### THE TASK
Reproduce the entries exactly.

Recorded data:
● ● ● ●

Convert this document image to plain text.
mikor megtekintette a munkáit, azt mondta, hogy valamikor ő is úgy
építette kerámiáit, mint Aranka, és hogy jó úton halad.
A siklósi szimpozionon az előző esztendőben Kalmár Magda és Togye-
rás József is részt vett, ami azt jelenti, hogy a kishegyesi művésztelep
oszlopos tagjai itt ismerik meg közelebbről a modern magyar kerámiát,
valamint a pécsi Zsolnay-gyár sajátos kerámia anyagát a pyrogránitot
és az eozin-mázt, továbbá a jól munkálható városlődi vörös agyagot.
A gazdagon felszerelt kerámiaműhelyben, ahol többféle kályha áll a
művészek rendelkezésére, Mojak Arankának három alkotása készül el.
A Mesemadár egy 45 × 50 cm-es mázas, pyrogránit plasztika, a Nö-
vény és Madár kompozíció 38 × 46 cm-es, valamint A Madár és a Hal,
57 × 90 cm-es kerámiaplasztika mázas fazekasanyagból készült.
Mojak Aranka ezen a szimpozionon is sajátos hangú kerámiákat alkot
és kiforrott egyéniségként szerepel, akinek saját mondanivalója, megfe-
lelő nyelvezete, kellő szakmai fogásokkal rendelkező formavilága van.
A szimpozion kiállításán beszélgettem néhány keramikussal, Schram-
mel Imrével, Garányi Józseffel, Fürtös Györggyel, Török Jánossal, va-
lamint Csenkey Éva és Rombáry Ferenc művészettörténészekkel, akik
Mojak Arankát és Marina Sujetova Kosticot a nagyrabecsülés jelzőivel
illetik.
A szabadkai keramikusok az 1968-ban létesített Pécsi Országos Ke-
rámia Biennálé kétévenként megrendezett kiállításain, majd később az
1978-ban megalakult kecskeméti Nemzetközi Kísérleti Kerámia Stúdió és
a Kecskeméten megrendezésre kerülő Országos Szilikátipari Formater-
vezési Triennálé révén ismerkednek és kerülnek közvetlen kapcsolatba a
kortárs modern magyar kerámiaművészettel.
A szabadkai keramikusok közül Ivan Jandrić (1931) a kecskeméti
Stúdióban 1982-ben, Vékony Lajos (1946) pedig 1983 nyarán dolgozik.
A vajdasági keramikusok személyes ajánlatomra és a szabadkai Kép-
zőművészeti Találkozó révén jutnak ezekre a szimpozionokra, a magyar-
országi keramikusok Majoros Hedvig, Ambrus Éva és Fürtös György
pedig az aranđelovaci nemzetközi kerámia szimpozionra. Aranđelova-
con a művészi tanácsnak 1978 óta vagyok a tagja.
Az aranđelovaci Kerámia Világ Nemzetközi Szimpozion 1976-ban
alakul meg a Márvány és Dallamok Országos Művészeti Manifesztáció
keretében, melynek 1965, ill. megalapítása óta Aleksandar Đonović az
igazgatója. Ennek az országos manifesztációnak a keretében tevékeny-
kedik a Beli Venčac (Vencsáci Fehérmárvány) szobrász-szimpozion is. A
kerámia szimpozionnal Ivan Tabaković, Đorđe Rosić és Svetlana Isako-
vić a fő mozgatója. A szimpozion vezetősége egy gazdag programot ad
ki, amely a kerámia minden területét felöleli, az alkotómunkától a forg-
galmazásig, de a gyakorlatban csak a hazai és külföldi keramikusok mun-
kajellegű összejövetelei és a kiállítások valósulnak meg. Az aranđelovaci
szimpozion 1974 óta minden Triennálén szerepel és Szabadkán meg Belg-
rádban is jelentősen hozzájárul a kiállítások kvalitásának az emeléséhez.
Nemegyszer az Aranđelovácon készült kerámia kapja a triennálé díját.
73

● ● ● ●

### CORRECT RESULT
Convert this document image to plain text.
mikor megtekintette a munkáit, azt mondta, hogy valamikor ő is úgy
építette kerámiáit, mint Aranka, és hogy jó úton halad.
A siklósi szimpozionon az előző esztendőben Kalmár Magda és Togye-
rás József is részt vett, ami azt jelenti, hogy a kishegyesi művésztelep
oszlopos tagjai itt ismerik meg közelebbről a modern magyar kerámiát,
valamint a pécsi Zsolnay-gyár sajátos kerámia anyagát a pyrogránitot
és az eozin-mázt, továbbá a jól munkálható városlődi vörös agyagot.
A gazdagon felszerelt kerámiaműhelyben, ahol többféle kályha áll a
művészek rendelkezésére, Mojak Arankának három alkotása készül el.
A Mesemadár egy 45 × 50 cm-es mázas, pyrogránit plasztika, a Nö-
vény és Madár kompozíció 38 × 46 cm-es, valamint A Madár és a Hal,
57 × 90 cm-es kerámiaplasztika mázas fazekasanyagból készült.
Mojak Aranka ezen a szimpozionon is sajátos hangú kerámiákat alkot
és kiforrott egyéniségként szerepel, akinek saját mondanivalója, megfe-
lelő nyelvezete, kellő szakmai fogásokkal rendelkező formavilága van.
A szimpozion kiállításán beszélgettem néhány keramikussal, Schram-
mel Imrével, Garányi Józseffel, Fürtös Györggyel, Török Jánossal, va-
lamint Csenkey Éva és Rombáry Ferenc művészettörténészekkel, akik
Mojak Arankát és Marina Sujetova Kosticot a nagyrabecsülés jelzőivel
illetik.
A szabadkai keramikusok az 1968-ban létesített Pécsi Országos Ke-
rámia Biennálé kétévenként megrendezett kiállításain, majd később az
1978-ban megalakult kecskeméti Nemzetközi Kísérleti Kerámia Stúdió és
a Kecskeméten megrendezésre kerülő Országos Szilikátipari Formater-
vezési Triennálé révén ismerkednek és kerülnek közvetlen kapcsolatba a
kortárs modern magyar kerámiaművészettel.
A szabadkai keramikusok közül Ivan Jandrić (1931) a kecskeméti
Stúdióban 1982-ben, Vékony Lajos (1946) pedig 1983 nyarán dolgozik.
A vajdasági keramikusok személyes ajánlatomra és a szabadkai Kép-
zőművészeti Találkozó révén jutnak ezekre a szimpozionokra, a magyar-
országi keramikusok Majoros Hedvig, Ambrus Éva és Fürtös György
pedig az aranđelovaci nemzetközi kerámia szimpozionra. Aranđelova-
con a művészi tanácsnak 1978 óta vagyok a tagja.
Az aranđelovaci Kerámia Világ Nemzetközi Szimpozion 1976-ban
alakul meg a Márvány és Dallamok Országos Művészeti Manifesztáció
keretében, melynek 1965, ill. megalapítása óta Aleksandar Đonović az
igazgatója. Ennek az országos manifesztációnak a keretében tevékeny-
kedik a Beli Venčac (Vencsáci Fehérmárvány) szobrász-szimpozion is. A
kerámia szimpozionnal Ivan Tabaković, Đorđe Rosić és Svetlana Isako-
vić a fő mozgatója. A szimpozion vezetősége egy gazdag programot ad
ki, amely a kerámia minden területét felöleli, az alkotómunkától a forg-
galmazásig, de a gyakorlatban csak a hazai és külföldi keramikusok mun-
kajellegű összejövetelei és a kiállítások valósulnak meg. Az aranđelovaci
szimpozion 1974 óta minden Triennálén szerepel és Szabadkán meg Belg-
rádban is jelentősen hozzájárul a kiállítások kvalitásának az emeléséhez.
Nemegyszer az Aranđelovácon készült kerámia kapja a triennálé díját.
73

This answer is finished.